--- DATASET ---

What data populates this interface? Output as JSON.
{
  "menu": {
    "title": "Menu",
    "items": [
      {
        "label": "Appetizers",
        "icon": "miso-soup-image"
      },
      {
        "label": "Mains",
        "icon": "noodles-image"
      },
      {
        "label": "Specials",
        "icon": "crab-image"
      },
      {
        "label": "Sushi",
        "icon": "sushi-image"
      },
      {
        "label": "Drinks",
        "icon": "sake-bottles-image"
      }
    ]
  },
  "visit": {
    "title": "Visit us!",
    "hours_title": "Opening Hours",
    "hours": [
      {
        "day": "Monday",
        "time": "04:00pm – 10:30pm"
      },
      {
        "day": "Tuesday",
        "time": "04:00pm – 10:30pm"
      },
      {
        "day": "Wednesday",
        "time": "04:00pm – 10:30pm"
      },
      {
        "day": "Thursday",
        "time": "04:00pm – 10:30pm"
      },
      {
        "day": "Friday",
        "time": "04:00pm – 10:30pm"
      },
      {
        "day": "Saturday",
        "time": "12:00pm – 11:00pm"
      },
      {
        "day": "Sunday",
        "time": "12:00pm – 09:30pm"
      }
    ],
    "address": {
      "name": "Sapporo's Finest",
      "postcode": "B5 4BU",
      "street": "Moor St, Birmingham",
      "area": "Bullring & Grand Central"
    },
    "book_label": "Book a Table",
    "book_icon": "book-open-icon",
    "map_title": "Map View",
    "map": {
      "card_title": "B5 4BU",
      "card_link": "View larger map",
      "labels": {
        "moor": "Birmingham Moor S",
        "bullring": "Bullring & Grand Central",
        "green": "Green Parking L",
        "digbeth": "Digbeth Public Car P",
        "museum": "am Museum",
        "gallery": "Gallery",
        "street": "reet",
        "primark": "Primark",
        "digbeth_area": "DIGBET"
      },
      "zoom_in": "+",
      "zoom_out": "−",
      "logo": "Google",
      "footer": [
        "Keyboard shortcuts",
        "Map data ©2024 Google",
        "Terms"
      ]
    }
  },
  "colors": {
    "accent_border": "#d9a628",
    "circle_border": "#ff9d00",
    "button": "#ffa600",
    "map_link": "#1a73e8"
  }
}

---

[DIRECTIONS] Look through the material and copy each line that has "image".

[SOLUTION TO THIS TASK]
        "icon": "miso-soup-image"
        "icon": "noodles-image"
        "icon": "crab-image"
        "icon": "sushi-image"
        "icon": "sake-bottles-image"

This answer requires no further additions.